■ Description of the task
Print exactly the lines from the one containing "Convert this document image to plain text." through the last line of the listing, both included.

■ Dataset entries
.....

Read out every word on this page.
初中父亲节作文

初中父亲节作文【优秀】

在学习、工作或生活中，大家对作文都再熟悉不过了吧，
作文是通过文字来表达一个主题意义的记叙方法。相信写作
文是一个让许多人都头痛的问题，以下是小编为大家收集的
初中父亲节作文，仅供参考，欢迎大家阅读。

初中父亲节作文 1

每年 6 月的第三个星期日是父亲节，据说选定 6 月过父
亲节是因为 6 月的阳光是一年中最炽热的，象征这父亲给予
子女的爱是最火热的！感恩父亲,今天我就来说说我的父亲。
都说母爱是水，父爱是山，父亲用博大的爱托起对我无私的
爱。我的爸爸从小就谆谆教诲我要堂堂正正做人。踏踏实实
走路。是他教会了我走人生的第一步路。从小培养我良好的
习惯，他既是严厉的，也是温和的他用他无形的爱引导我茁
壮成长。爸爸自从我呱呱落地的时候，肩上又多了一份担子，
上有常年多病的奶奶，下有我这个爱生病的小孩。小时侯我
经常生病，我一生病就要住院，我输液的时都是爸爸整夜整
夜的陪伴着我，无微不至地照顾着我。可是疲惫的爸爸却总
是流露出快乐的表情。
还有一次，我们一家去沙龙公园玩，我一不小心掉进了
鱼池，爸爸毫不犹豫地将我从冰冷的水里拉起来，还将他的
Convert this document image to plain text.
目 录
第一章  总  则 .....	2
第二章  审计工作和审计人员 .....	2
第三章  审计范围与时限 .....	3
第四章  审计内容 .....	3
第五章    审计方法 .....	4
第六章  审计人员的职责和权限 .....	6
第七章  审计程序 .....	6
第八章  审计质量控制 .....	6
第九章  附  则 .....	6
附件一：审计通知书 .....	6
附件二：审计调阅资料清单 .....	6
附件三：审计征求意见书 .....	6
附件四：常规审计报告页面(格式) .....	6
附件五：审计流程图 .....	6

.....

■ Response for this exercise
Convert this document image to plain text.
目 录
第一章  总  则 .....	2
第二章  审计工作和审计人员 .....	2
第三章  审计范围与时限 .....	3
第四章  审计内容 .....	3
第五章    审计方法 .....	4
第六章  审计人员的职责和权限 .....	6
第七章  审计程序 .....	6
第八章  审计质量控制 .....	6
第九章  附  则 .....	6
附件一：审计通知书 .....	6
附件二：审计调阅资料清单 .....	6
附件三：审计征求意见书 .....	6
附件四：常规审计报告页面(格式) .....	6
附件五：审计流程图 .....	6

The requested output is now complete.